(Extracted data entries)
%%
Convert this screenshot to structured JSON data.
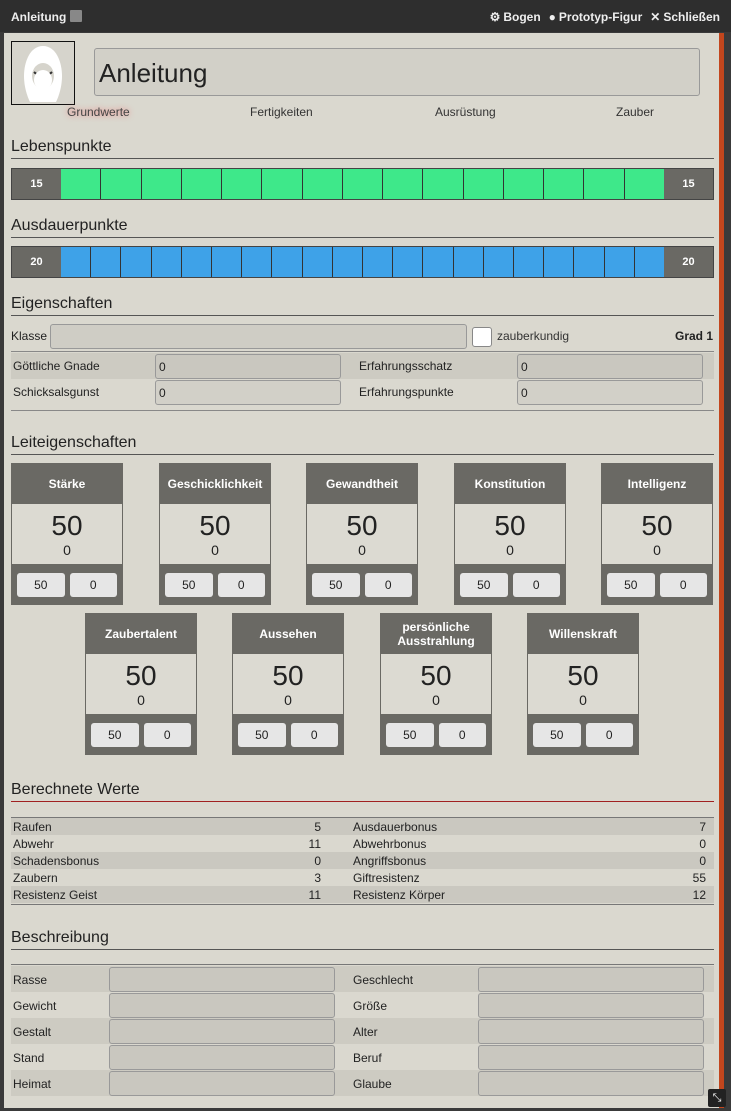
{
  "window": {
    "title": "Anleitung",
    "actions": [
      {
        "icon": "gear-icon",
        "label": "Bogen"
      },
      {
        "icon": "user-circle-icon",
        "label": "Prototyp-Figur"
      },
      {
        "icon": "close-icon",
        "label": "Schließen"
      }
    ]
  },
  "character": {
    "name": "Anleitung"
  },
  "tabs": [
    "Grundwerte",
    "Fertigkeiten",
    "Ausrüstung",
    "Zauber"
  ],
  "active_tab": "Grundwerte",
  "lebenspunkte": {
    "title": "Lebenspunkte",
    "current": "15",
    "max": "15",
    "cells": 15,
    "color": "#3ee88a"
  },
  "ausdauer": {
    "title": "Ausdauerpunkte",
    "current": "20",
    "max": "20",
    "cells": 20,
    "color": "#3ea2e8"
  },
  "eigenschaften": {
    "title": "Eigenschaften",
    "klasse_label": "Klasse",
    "klasse_value": "",
    "zauberkundig_label": "zauberkundig",
    "zauberkundig": false,
    "grad": "Grad 1",
    "rows": [
      [
        {
          "label": "Göttliche Gnade",
          "value": "0"
        },
        {
          "label": "Erfahrungsschatz",
          "value": "0"
        }
      ],
      [
        {
          "label": "Schicksalsgunst",
          "value": "0"
        },
        {
          "label": "Erfahrungspunkte",
          "value": "0"
        }
      ]
    ]
  },
  "leiteigenschaften": {
    "title": "Leiteigenschaften",
    "items": [
      {
        "name": "Stärke",
        "value": "50",
        "mod": "0",
        "base": "50",
        "bonus": "0"
      },
      {
        "name": "Geschicklichkeit",
        "value": "50",
        "mod": "0",
        "base": "50",
        "bonus": "0"
      },
      {
        "name": "Gewandtheit",
        "value": "50",
        "mod": "0",
        "base": "50",
        "bonus": "0"
      },
      {
        "name": "Konstitution",
        "value": "50",
        "mod": "0",
        "base": "50",
        "bonus": "0"
      },
      {
        "name": "Intelligenz",
        "value": "50",
        "mod": "0",
        "base": "50",
        "bonus": "0"
      },
      {
        "name": "Zaubertalent",
        "value": "50",
        "mod": "0",
        "base": "50",
        "bonus": "0"
      },
      {
        "name": "Aussehen",
        "value": "50",
        "mod": "0",
        "base": "50",
        "bonus": "0"
      },
      {
        "name": "persönliche Ausstrahlung",
        "value": "50",
        "mod": "0",
        "base": "50",
        "bonus": "0"
      },
      {
        "name": "Willenskraft",
        "value": "50",
        "mod": "0",
        "base": "50",
        "bonus": "0"
      }
    ]
  },
  "berechnete": {
    "title": "Berechnete Werte",
    "rows": [
      [
        {
          "label": "Raufen",
          "value": "5"
        },
        {
          "label": "Ausdauerbonus",
          "value": "7"
        }
      ],
      [
        {
          "label": "Abwehr",
          "value": "11"
        },
        {
          "label": "Abwehrbonus",
          "value": "0"
        }
      ],
      [
        {
          "label": "Schadensbonus",
          "value": "0"
        },
        {
          "label": "Angriffsbonus",
          "value": "0"
        }
      ],
      [
        {
          "label": "Zaubern",
          "value": "3"
        },
        {
          "label": "Giftresistenz",
          "value": "55"
        }
      ],
      [
        {
          "label": "Resistenz Geist",
          "value": "11"
        },
        {
          "label": "Resistenz Körper",
          "value": "12"
        }
      ]
    ]
  },
  "beschreibung": {
    "title": "Beschreibung",
    "rows": [
      [
        {
          "label": "Rasse",
          "value": ""
        },
        {
          "label": "Geschlecht",
          "value": ""
        }
      ],
      [
        {
          "label": "Gewicht",
          "value": ""
        },
        {
          "label": "Größe",
          "value": ""
        }
      ],
      [
        {
          "label": "Gestalt",
          "value": ""
        },
        {
          "label": "Alter",
          "value": ""
        }
      ],
      [
        {
          "label": "Stand",
          "value": ""
        },
        {
          "label": "Beruf",
          "value": ""
        }
      ],
      [
        {
          "label": "Heimat",
          "value": ""
        },
        {
          "label": "Glaube",
          "value": ""
        }
      ]
    ]
  }
}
%%
- **What the task asks**:
Lines of the listing that contain the word "title" are to be counted; report only their number.

- **Result for this task**:
7